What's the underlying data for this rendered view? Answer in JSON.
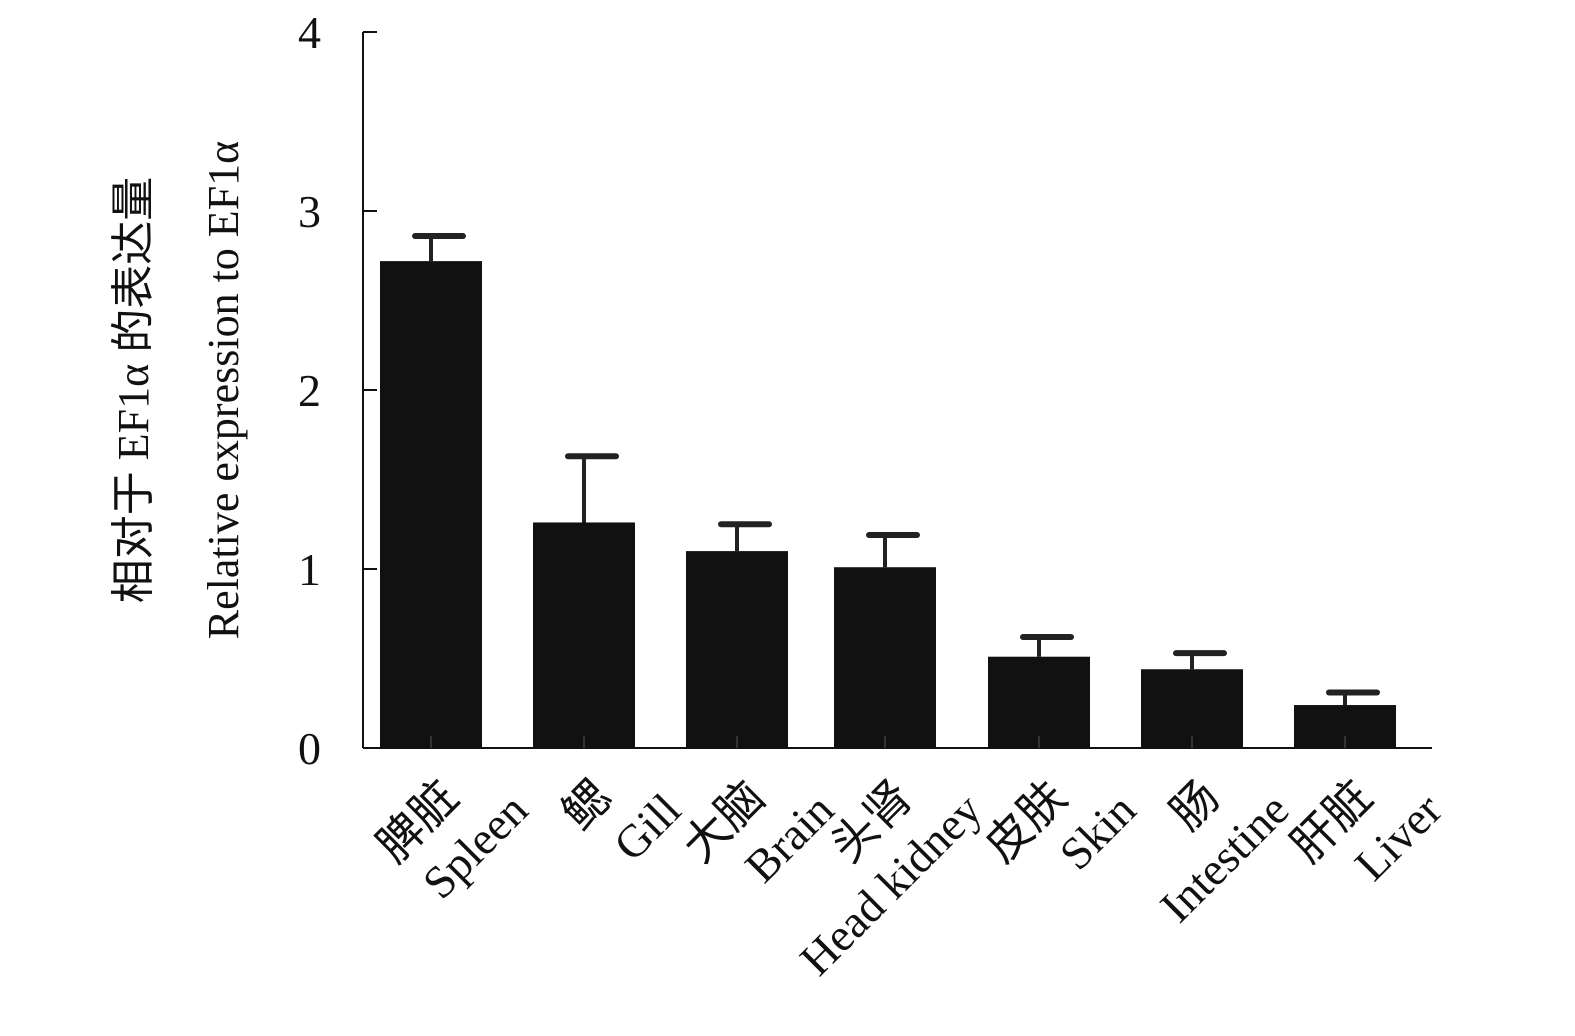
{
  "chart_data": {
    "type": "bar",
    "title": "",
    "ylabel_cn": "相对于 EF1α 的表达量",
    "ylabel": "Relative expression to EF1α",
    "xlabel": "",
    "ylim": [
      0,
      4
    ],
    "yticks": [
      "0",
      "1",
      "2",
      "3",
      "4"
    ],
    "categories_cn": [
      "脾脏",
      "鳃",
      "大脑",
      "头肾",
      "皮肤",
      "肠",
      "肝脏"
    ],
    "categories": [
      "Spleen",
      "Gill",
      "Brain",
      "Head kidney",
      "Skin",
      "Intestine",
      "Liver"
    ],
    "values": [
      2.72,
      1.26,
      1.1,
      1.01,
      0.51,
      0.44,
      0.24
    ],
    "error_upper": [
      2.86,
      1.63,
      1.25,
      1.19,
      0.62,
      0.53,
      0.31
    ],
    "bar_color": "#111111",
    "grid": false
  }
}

────────────────────────────────────────

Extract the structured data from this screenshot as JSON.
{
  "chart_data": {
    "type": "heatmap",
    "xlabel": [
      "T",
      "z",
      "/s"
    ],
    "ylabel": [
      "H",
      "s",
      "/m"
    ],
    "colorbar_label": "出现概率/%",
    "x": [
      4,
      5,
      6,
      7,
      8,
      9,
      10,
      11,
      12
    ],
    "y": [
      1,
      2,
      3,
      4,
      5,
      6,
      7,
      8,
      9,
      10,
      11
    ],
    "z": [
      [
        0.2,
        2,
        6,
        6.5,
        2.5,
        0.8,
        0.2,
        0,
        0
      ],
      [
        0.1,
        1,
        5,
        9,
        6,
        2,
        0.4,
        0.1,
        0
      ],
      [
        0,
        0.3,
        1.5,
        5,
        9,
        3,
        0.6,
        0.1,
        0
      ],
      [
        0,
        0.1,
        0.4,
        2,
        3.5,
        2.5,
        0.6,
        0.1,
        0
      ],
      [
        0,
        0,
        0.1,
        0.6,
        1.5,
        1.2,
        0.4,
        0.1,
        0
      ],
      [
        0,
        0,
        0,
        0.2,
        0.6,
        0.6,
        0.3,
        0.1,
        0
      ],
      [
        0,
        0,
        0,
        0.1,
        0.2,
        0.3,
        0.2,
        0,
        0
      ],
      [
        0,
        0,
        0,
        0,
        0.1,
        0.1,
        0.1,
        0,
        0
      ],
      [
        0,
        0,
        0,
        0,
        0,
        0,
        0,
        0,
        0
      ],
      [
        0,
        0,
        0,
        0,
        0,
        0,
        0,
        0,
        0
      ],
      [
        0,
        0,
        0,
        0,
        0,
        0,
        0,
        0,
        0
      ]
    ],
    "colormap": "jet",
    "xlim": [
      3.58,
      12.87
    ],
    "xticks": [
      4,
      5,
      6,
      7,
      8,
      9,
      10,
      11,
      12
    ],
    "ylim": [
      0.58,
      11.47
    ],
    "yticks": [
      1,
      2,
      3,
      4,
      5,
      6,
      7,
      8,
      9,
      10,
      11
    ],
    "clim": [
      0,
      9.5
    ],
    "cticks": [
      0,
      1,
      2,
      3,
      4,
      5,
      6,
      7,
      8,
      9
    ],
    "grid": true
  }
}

────────────────────────────────────────

» **Problem description**: From the data above, copy each line that holds "this".

» **Result below**:
What's the underlying data for this rendered view? Answer in JSON.
Extract the structured data from this screenshot as JSON.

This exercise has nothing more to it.